→ **Short task**: Take the line that has "Parse this chart and return its data as JSON." in it and every line after it to the end of the entries, and reproduce them exactly.

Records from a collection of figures
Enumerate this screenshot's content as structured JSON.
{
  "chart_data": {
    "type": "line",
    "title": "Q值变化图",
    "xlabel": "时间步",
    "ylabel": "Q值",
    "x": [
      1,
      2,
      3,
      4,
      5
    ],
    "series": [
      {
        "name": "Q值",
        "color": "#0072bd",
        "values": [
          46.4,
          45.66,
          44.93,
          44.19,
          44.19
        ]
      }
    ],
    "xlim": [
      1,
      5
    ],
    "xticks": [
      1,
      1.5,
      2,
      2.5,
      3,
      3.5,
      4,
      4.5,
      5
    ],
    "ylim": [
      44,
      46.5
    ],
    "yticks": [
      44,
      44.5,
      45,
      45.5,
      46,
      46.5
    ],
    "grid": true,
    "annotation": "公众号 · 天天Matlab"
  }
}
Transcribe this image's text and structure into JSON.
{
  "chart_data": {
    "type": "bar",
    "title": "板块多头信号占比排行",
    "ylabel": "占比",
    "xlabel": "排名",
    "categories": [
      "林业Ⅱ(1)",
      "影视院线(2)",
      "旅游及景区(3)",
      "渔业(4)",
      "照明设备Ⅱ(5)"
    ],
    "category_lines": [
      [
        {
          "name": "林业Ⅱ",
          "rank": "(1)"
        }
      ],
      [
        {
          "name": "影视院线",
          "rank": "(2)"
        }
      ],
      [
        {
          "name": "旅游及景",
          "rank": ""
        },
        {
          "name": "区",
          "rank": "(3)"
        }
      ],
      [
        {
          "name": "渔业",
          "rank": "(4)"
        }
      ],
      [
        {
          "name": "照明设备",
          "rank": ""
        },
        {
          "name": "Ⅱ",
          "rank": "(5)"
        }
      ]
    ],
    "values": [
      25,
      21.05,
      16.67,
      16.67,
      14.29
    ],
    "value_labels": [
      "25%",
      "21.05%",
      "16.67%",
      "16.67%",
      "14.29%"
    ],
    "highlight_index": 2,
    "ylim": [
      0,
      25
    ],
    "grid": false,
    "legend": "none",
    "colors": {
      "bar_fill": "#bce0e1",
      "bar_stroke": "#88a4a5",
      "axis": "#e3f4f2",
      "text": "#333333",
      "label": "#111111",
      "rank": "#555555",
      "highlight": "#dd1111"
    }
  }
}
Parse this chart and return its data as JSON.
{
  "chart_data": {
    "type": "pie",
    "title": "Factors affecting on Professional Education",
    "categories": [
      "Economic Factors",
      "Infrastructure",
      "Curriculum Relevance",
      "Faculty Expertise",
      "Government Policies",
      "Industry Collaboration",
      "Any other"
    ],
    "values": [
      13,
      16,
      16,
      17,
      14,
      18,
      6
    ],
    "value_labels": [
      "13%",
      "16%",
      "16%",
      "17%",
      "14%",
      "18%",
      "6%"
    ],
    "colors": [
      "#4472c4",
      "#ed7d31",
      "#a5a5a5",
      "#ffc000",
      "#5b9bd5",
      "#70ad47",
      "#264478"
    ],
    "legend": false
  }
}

→ **Response**:
Parse this chart and return its data as JSON.
{
  "chart_data": {
    "type": "pie",
    "title": "Factors affecting on Professional Education",
    "categories": [
      "Economic Factors",
      "Infrastructure",
      "Curriculum Relevance",
      "Faculty Expertise",
      "Government Policies",
      "Industry Collaboration",
      "Any other"
    ],
    "values": [
      13,
      16,
      16,
      17,
      14,
      18,
      6
    ],
    "value_labels": [
      "13%",
      "16%",
      "16%",
      "17%",
      "14%",
      "18%",
      "6%"
    ],
    "colors": [
      "#4472c4",
      "#ed7d31",
      "#a5a5a5",
      "#ffc000",
      "#5b9bd5",
      "#70ad47",
      "#264478"
    ],
    "legend": false
  }
}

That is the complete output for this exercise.